• _CHALLENGE_:
Reproduce the data below in full, substituting "Reposts and quotes" for every occurrence of "Retweets and comments" and leaving all other text unchanged.

• _SUPPLIED MATERIAL_:
***
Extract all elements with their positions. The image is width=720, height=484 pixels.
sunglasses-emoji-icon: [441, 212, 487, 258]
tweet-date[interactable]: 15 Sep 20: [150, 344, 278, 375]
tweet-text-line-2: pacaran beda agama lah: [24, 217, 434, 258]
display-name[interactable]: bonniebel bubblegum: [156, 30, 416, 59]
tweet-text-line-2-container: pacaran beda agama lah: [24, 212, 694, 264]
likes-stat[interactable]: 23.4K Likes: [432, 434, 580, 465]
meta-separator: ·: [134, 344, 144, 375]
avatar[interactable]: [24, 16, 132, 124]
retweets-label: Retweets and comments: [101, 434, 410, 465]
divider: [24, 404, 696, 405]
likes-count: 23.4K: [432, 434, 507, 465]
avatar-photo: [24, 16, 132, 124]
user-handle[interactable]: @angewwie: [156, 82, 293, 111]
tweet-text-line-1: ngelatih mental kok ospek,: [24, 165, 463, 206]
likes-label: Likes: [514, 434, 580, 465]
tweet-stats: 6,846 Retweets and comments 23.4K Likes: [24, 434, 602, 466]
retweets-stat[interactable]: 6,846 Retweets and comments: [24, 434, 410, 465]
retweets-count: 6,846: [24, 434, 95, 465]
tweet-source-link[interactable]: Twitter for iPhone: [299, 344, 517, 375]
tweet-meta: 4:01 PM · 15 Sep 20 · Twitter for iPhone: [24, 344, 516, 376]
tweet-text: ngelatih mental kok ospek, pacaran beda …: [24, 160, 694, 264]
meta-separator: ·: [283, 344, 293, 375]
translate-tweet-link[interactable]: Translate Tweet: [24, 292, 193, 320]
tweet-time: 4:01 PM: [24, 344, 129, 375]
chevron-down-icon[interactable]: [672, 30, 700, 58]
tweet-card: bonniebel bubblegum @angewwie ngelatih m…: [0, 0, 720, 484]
***
• _RESPONSE TO THE EXERCISE_:
Extract all elements with their positions. The image is width=720, height=484 pixels.
sunglasses-emoji-icon: [441, 212, 487, 258]
tweet-date[interactable]: 15 Sep 20: [150, 344, 278, 375]
tweet-text-line-2: pacaran beda agama lah: [24, 217, 434, 258]
display-name[interactable]: bonniebel bubblegum: [156, 30, 416, 59]
tweet-text-line-2-container: pacaran beda agama lah: [24, 212, 694, 264]
likes-stat[interactable]: 23.4K Likes: [432, 434, 580, 465]
meta-separator: ·: [134, 344, 144, 375]
avatar[interactable]: [24, 16, 132, 124]
retweets-label: Reposts and quotes: [101, 434, 410, 465]
divider: [24, 404, 696, 405]
likes-count: 23.4K: [432, 434, 507, 465]
avatar-photo: [24, 16, 132, 124]
user-handle[interactable]: @angewwie: [156, 82, 293, 111]
tweet-text-line-1: ngelatih mental kok ospek,: [24, 165, 463, 206]
likes-label: Likes: [514, 434, 580, 465]
tweet-stats: 6,846 Reposts and quotes 23.4K Likes: [24, 434, 602, 466]
retweets-stat[interactable]: 6,846 Reposts and quotes: [24, 434, 410, 465]
retweets-count: 6,846: [24, 434, 95, 465]
tweet-source-link[interactable]: Twitter for iPhone: [299, 344, 517, 375]
tweet-meta: 4:01 PM · 15 Sep 20 · Twitter for iPhone: [24, 344, 516, 376]
tweet-text: ngelatih mental kok ospek, pacaran beda …: [24, 160, 694, 264]
meta-separator: ·: [283, 344, 293, 375]
translate-tweet-link[interactable]: Translate Tweet: [24, 292, 193, 320]
tweet-time: 4:01 PM: [24, 344, 129, 375]
chevron-down-icon[interactable]: [672, 30, 700, 58]
tweet-card: bonniebel bubblegum @angewwie ngelatih m…: [0, 0, 720, 484]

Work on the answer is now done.